● Short exercise
The entries below are to be repeated exactly as they stand.

★ ★ ★ ★

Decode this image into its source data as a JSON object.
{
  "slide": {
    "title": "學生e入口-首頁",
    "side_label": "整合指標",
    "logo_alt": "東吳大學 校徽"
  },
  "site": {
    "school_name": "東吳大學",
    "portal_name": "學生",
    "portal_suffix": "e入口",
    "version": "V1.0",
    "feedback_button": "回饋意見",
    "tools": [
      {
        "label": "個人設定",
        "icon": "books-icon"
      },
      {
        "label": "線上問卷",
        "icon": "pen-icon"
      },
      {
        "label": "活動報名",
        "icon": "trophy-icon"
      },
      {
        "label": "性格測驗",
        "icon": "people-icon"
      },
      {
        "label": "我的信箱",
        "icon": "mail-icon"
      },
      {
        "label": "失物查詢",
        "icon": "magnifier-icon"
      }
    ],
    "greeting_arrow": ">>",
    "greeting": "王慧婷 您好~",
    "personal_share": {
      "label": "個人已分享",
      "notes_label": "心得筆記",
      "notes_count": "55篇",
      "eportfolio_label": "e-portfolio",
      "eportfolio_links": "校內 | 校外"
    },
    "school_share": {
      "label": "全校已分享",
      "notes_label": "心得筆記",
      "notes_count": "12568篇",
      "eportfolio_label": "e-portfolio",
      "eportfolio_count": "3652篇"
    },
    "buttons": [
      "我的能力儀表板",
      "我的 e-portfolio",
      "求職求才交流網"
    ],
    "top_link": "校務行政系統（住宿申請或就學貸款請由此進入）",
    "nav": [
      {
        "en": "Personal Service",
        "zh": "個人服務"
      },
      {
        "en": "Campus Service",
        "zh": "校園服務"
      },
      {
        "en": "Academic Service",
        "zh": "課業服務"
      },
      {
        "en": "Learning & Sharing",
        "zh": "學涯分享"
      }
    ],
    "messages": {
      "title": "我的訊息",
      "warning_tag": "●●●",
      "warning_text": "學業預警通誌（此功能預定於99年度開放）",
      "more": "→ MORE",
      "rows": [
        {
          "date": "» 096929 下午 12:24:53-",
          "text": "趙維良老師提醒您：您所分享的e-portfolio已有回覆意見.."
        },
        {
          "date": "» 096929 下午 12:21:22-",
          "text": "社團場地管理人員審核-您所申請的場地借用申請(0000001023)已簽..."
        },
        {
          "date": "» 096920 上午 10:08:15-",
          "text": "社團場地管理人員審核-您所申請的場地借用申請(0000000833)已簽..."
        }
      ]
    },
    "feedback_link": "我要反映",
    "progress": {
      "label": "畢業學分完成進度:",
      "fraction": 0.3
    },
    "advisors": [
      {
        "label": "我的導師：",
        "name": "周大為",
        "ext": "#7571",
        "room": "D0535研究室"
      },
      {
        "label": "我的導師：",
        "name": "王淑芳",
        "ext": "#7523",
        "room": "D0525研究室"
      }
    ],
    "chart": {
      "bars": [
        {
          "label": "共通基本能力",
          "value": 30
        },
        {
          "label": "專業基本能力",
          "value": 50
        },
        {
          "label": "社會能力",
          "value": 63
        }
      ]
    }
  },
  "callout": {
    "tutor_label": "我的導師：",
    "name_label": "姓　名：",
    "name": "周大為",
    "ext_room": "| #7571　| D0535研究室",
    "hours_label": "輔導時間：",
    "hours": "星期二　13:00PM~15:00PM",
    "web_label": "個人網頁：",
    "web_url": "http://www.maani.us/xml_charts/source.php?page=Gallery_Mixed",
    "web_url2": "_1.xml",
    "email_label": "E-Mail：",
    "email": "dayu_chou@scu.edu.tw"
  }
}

★ ★ ★ ★

● Written solution
Decode this image into its source data as a JSON object.
{
  "slide": {
    "title": "學生e入口-首頁",
    "side_label": "整合指標",
    "logo_alt": "東吳大學 校徽"
  },
  "site": {
    "school_name": "東吳大學",
    "portal_name": "學生",
    "portal_suffix": "e入口",
    "version": "V1.0",
    "feedback_button": "回饋意見",
    "tools": [
      {
        "label": "個人設定",
        "icon": "books-icon"
      },
      {
        "label": "線上問卷",
        "icon": "pen-icon"
      },
      {
        "label": "活動報名",
        "icon": "trophy-icon"
      },
      {
        "label": "性格測驗",
        "icon": "people-icon"
      },
      {
        "label": "我的信箱",
        "icon": "mail-icon"
      },
      {
        "label": "失物查詢",
        "icon": "magnifier-icon"
      }
    ],
    "greeting_arrow": ">>",
    "greeting": "王慧婷 您好~",
    "personal_share": {
      "label": "個人已分享",
      "notes_label": "心得筆記",
      "notes_count": "55篇",
      "eportfolio_label": "e-portfolio",
      "eportfolio_links": "校內 | 校外"
    },
    "school_share": {
      "label": "全校已分享",
      "notes_label": "心得筆記",
      "notes_count": "12568篇",
      "eportfolio_label": "e-portfolio",
      "eportfolio_count": "3652篇"
    },
    "buttons": [
      "我的能力儀表板",
      "我的 e-portfolio",
      "求職求才交流網"
    ],
    "top_link": "校務行政系統（住宿申請或就學貸款請由此進入）",
    "nav": [
      {
        "en": "Personal Service",
        "zh": "個人服務"
      },
      {
        "en": "Campus Service",
        "zh": "校園服務"
      },
      {
        "en": "Academic Service",
        "zh": "課業服務"
      },
      {
        "en": "Learning & Sharing",
        "zh": "學涯分享"
      }
    ],
    "messages": {
      "title": "我的訊息",
      "warning_tag": "●●●",
      "warning_text": "學業預警通誌（此功能預定於99年度開放）",
      "more": "→ MORE",
      "rows": [
        {
          "date": "» 096929 下午 12:24:53-",
          "text": "趙維良老師提醒您：您所分享的e-portfolio已有回覆意見.."
        },
        {
          "date": "» 096929 下午 12:21:22-",
          "text": "社團場地管理人員審核-您所申請的場地借用申請(0000001023)已簽..."
        },
        {
          "date": "» 096920 上午 10:08:15-",
          "text": "社團場地管理人員審核-您所申請的場地借用申請(0000000833)已簽..."
        }
      ]
    },
    "feedback_link": "我要反映",
    "progress": {
      "label": "畢業學分完成進度:",
      "fraction": 0.3
    },
    "advisors": [
      {
        "label": "我的導師：",
        "name": "周大為",
        "ext": "#7571",
        "room": "D0535研究室"
      },
      {
        "label": "我的導師：",
        "name": "王淑芳",
        "ext": "#7523",
        "room": "D0525研究室"
      }
    ],
    "chart": {
      "bars": [
        {
          "label": "共通基本能力",
          "value": 30
        },
        {
          "label": "專業基本能力",
          "value": 50
        },
        {
          "label": "社會能力",
          "value": 63
        }
      ]
    }
  },
  "callout": {
    "tutor_label": "我的導師：",
    "name_label": "姓　名：",
    "name": "周大為",
    "ext_room": "| #7571　| D0535研究室",
    "hours_label": "輔導時間：",
    "hours": "星期二　13:00PM~15:00PM",
    "web_label": "個人網頁：",
    "web_url": "http://www.maani.us/xml_charts/source.php?page=Gallery_Mixed",
    "web_url2": "_1.xml",
    "email_label": "E-Mail：",
    "email": "dayu_chou@scu.edu.tw"
  }
}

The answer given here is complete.